------ Data section

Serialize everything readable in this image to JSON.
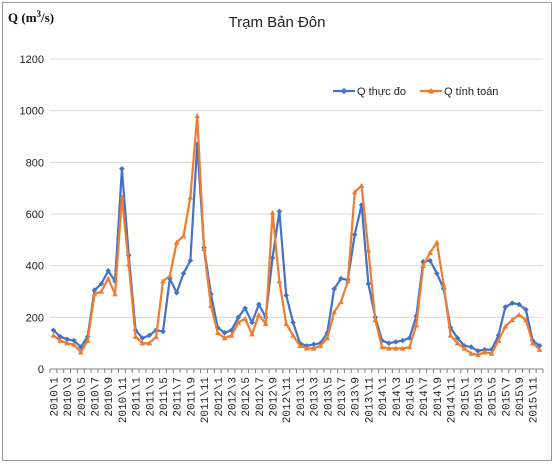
{
  "chart_data": {
    "type": "line",
    "title": "Trạm Bản Đôn",
    "ylabel": "Q (m³/s)",
    "ylabel_main": "Q (m",
    "ylabel_sup": "3",
    "ylabel_tail": "/s)",
    "xlabel": "",
    "ylim": [
      0,
      1200
    ],
    "yticks": [
      "0",
      "200",
      "400",
      "600",
      "800",
      "1000",
      "1200"
    ],
    "grid": true,
    "legend_position": "top-right",
    "x_tick_labels": [
      "2010\\1",
      "2010\\3",
      "2010\\5",
      "2010\\7",
      "2010\\9",
      "2010\\11",
      "2011\\1",
      "2011\\3",
      "2011\\5",
      "2011\\7",
      "2011\\9",
      "2011\\11",
      "2012\\1",
      "2012\\3",
      "2012\\5",
      "2012\\7",
      "2012\\9",
      "2012\\11",
      "2013\\1",
      "2013\\3",
      "2013\\5",
      "2013\\7",
      "2013\\9",
      "2013\\11",
      "2014\\1",
      "2014\\3",
      "2014\\5",
      "2014\\7",
      "2014\\9",
      "2014\\11",
      "2015\\1",
      "2015\\3",
      "2015\\5",
      "2015\\7",
      "2015\\9",
      "2015\\11"
    ],
    "x": [
      "2010\\1",
      "2010\\2",
      "2010\\3",
      "2010\\4",
      "2010\\5",
      "2010\\6",
      "2010\\7",
      "2010\\8",
      "2010\\9",
      "2010\\10",
      "2010\\11",
      "2010\\12",
      "2011\\1",
      "2011\\2",
      "2011\\3",
      "2011\\4",
      "2011\\5",
      "2011\\6",
      "2011\\7",
      "2011\\8",
      "2011\\9",
      "2011\\10",
      "2011\\11",
      "2011\\12",
      "2012\\1",
      "2012\\2",
      "2012\\3",
      "2012\\4",
      "2012\\5",
      "2012\\6",
      "2012\\7",
      "2012\\8",
      "2012\\9",
      "2012\\10",
      "2012\\11",
      "2012\\12",
      "2013\\1",
      "2013\\2",
      "2013\\3",
      "2013\\4",
      "2013\\5",
      "2013\\6",
      "2013\\7",
      "2013\\8",
      "2013\\9",
      "2013\\10",
      "2013\\11",
      "2013\\12",
      "2014\\1",
      "2014\\2",
      "2014\\3",
      "2014\\4",
      "2014\\5",
      "2014\\6",
      "2014\\7",
      "2014\\8",
      "2014\\9",
      "2014\\10",
      "2014\\11",
      "2014\\12",
      "2015\\1",
      "2015\\2",
      "2015\\3",
      "2015\\4",
      "2015\\5",
      "2015\\6",
      "2015\\7",
      "2015\\8",
      "2015\\9",
      "2015\\10",
      "2015\\11",
      "2015\\12"
    ],
    "series": [
      {
        "name": "Q thực đo",
        "color": "#4472C4",
        "marker": "diamond",
        "values": [
          150,
          125,
          115,
          110,
          85,
          125,
          305,
          330,
          380,
          340,
          775,
          440,
          150,
          120,
          130,
          150,
          145,
          350,
          295,
          370,
          420,
          870,
          470,
          290,
          160,
          140,
          150,
          200,
          235,
          180,
          250,
          200,
          430,
          610,
          285,
          180,
          100,
          90,
          95,
          100,
          140,
          310,
          350,
          345,
          520,
          635,
          330,
          200,
          110,
          100,
          105,
          110,
          120,
          205,
          415,
          420,
          370,
          310,
          160,
          120,
          90,
          85,
          70,
          75,
          75,
          130,
          240,
          255,
          250,
          230,
          110,
          90
        ]
      },
      {
        "name": "Q tính toán",
        "color": "#ED7D31",
        "marker": "triangle",
        "values": [
          130,
          110,
          100,
          95,
          65,
          110,
          290,
          300,
          350,
          290,
          665,
          405,
          125,
          100,
          100,
          125,
          340,
          360,
          490,
          515,
          665,
          980,
          465,
          245,
          140,
          120,
          130,
          180,
          195,
          135,
          210,
          175,
          605,
          340,
          175,
          130,
          90,
          80,
          80,
          90,
          120,
          220,
          260,
          340,
          685,
          710,
          460,
          190,
          85,
          80,
          80,
          80,
          85,
          170,
          400,
          450,
          490,
          325,
          130,
          100,
          80,
          60,
          55,
          65,
          60,
          110,
          165,
          190,
          210,
          190,
          100,
          75
        ]
      }
    ]
  }
}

------------

Aim: Write out the listing above exactly as it stands, pictures excluded.

Written answer:
Serialize everything readable in this image to JSON.
{
  "chart_data": {
    "type": "line",
    "title": "Trạm Bản Đôn",
    "ylabel": "Q (m³/s)",
    "ylabel_main": "Q (m",
    "ylabel_sup": "3",
    "ylabel_tail": "/s)",
    "xlabel": "",
    "ylim": [
      0,
      1200
    ],
    "yticks": [
      "0",
      "200",
      "400",
      "600",
      "800",
      "1000",
      "1200"
    ],
    "grid": true,
    "legend_position": "top-right",
    "x_tick_labels": [
      "2010\\1",
      "2010\\3",
      "2010\\5",
      "2010\\7",
      "2010\\9",
      "2010\\11",
      "2011\\1",
      "2011\\3",
      "2011\\5",
      "2011\\7",
      "2011\\9",
      "2011\\11",
      "2012\\1",
      "2012\\3",
      "2012\\5",
      "2012\\7",
      "2012\\9",
      "2012\\11",
      "2013\\1",
      "2013\\3",
      "2013\\5",
      "2013\\7",
      "2013\\9",
      "2013\\11",
      "2014\\1",
      "2014\\3",
      "2014\\5",
      "2014\\7",
      "2014\\9",
      "2014\\11",
      "2015\\1",
      "2015\\3",
      "2015\\5",
      "2015\\7",
      "2015\\9",
      "2015\\11"
    ],
    "x": [
      "2010\\1",
      "2010\\2",
      "2010\\3",
      "2010\\4",
      "2010\\5",
      "2010\\6",
      "2010\\7",
      "2010\\8",
      "2010\\9",
      "2010\\10",
      "2010\\11",
      "2010\\12",
      "2011\\1",
      "2011\\2",
      "2011\\3",
      "2011\\4",
      "2011\\5",
      "2011\\6",
      "2011\\7",
      "2011\\8",
      "2011\\9",
      "2011\\10",
      "2011\\11",
      "2011\\12",
      "2012\\1",
      "2012\\2",
      "2012\\3",
      "2012\\4",
      "2012\\5",
      "2012\\6",
      "2012\\7",
      "2012\\8",
      "2012\\9",
      "2012\\10",
      "2012\\11",
      "2012\\12",
      "2013\\1",
      "2013\\2",
      "2013\\3",
      "2013\\4",
      "2013\\5",
      "2013\\6",
      "2013\\7",
      "2013\\8",
      "2013\\9",
      "2013\\10",
      "2013\\11",
      "2013\\12",
      "2014\\1",
      "2014\\2",
      "2014\\3",
      "2014\\4",
      "2014\\5",
      "2014\\6",
      "2014\\7",
      "2014\\8",
      "2014\\9",
      "2014\\10",
      "2014\\11",
      "2014\\12",
      "2015\\1",
      "2015\\2",
      "2015\\3",
      "2015\\4",
      "2015\\5",
      "2015\\6",
      "2015\\7",
      "2015\\8",
      "2015\\9",
      "2015\\10",
      "2015\\11",
      "2015\\12"
    ],
    "series": [
      {
        "name": "Q thực đo",
        "color": "#4472C4",
        "marker": "diamond",
        "values": [
          150,
          125,
          115,
          110,
          85,
          125,
          305,
          330,
          380,
          340,
          775,
          440,
          150,
          120,
          130,
          150,
          145,
          350,
          295,
          370,
          420,
          870,
          470,
          290,
          160,
          140,
          150,
          200,
          235,
          180,
          250,
          200,
          430,
          610,
          285,
          180,
          100,
          90,
          95,
          100,
          140,
          310,
          350,
          345,
          520,
          635,
          330,
          200,
          110,
          100,
          105,
          110,
          120,
          205,
          415,
          420,
          370,
          310,
          160,
          120,
          90,
          85,
          70,
          75,
          75,
          130,
          240,
          255,
          250,
          230,
          110,
          90
        ]
      },
      {
        "name": "Q tính toán",
        "color": "#ED7D31",
        "marker": "triangle",
        "values": [
          130,
          110,
          100,
          95,
          65,
          110,
          290,
          300,
          350,
          290,
          665,
          405,
          125,
          100,
          100,
          125,
          340,
          360,
          490,
          515,
          665,
          980,
          465,
          245,
          140,
          120,
          130,
          180,
          195,
          135,
          210,
          175,
          605,
          340,
          175,
          130,
          90,
          80,
          80,
          90,
          120,
          220,
          260,
          340,
          685,
          710,
          460,
          190,
          85,
          80,
          80,
          80,
          85,
          170,
          400,
          450,
          490,
          325,
          130,
          100,
          80,
          60,
          55,
          65,
          60,
          110,
          165,
          190,
          210,
          190,
          100,
          75
        ]
      }
    ]
  }
}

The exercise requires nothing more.